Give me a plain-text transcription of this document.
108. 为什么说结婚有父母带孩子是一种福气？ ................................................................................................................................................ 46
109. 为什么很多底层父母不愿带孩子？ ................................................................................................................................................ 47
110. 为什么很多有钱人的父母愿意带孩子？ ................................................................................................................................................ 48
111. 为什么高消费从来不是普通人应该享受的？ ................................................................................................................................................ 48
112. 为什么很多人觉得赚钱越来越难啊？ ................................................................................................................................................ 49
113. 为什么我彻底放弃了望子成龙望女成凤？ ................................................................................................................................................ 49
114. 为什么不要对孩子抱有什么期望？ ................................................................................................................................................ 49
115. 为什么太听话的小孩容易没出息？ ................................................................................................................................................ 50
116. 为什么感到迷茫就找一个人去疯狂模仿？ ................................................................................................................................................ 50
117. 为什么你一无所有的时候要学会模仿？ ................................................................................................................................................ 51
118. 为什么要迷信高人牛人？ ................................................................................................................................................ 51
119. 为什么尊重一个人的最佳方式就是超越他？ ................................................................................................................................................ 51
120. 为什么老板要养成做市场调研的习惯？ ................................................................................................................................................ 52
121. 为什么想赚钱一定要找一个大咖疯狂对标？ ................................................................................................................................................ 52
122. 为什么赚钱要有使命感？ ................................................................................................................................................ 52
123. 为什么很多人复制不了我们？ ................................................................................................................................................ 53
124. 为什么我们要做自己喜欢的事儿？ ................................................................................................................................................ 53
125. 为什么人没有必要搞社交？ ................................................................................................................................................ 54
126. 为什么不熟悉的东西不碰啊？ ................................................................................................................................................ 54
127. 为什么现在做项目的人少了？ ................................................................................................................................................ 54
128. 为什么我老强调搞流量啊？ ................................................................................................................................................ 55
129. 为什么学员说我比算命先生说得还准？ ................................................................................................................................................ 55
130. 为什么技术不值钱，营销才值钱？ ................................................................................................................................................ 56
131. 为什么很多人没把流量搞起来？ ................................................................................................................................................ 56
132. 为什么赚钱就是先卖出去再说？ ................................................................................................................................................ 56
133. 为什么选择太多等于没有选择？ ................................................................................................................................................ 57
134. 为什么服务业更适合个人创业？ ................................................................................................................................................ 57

Problem description: Copy all the lines, exactly.

Written response:
Give me a plain-text transcription of this document.
108. 为什么说结婚有父母带孩子是一种福气？ ................................................................................................................................................ 46
109. 为什么很多底层父母不愿带孩子？ ................................................................................................................................................ 47
110. 为什么很多有钱人的父母愿意带孩子？ ................................................................................................................................................ 48
111. 为什么高消费从来不是普通人应该享受的？ ................................................................................................................................................ 48
112. 为什么很多人觉得赚钱越来越难啊？ ................................................................................................................................................ 49
113. 为什么我彻底放弃了望子成龙望女成凤？ ................................................................................................................................................ 49
114. 为什么不要对孩子抱有什么期望？ ................................................................................................................................................ 49
115. 为什么太听话的小孩容易没出息？ ................................................................................................................................................ 50
116. 为什么感到迷茫就找一个人去疯狂模仿？ ................................................................................................................................................ 50
117. 为什么你一无所有的时候要学会模仿？ ................................................................................................................................................ 51
118. 为什么要迷信高人牛人？ ................................................................................................................................................ 51
119. 为什么尊重一个人的最佳方式就是超越他？ ................................................................................................................................................ 51
120. 为什么老板要养成做市场调研的习惯？ ................................................................................................................................................ 52
121. 为什么想赚钱一定要找一个大咖疯狂对标？ ................................................................................................................................................ 52
122. 为什么赚钱要有使命感？ ................................................................................................................................................ 52
123. 为什么很多人复制不了我们？ ................................................................................................................................................ 53
124. 为什么我们要做自己喜欢的事儿？ ................................................................................................................................................ 53
125. 为什么人没有必要搞社交？ ................................................................................................................................................ 54
126. 为什么不熟悉的东西不碰啊？ ................................................................................................................................................ 54
127. 为什么现在做项目的人少了？ ................................................................................................................................................ 54
128. 为什么我老强调搞流量啊？ ................................................................................................................................................ 55
129. 为什么学员说我比算命先生说得还准？ ................................................................................................................................................ 55
130. 为什么技术不值钱，营销才值钱？ ................................................................................................................................................ 56
131. 为什么很多人没把流量搞起来？ ................................................................................................................................................ 56
132. 为什么赚钱就是先卖出去再说？ ................................................................................................................................................ 56
133. 为什么选择太多等于没有选择？ ................................................................................................................................................ 57
134. 为什么服务业更适合个人创业？ ................................................................................................................................................ 57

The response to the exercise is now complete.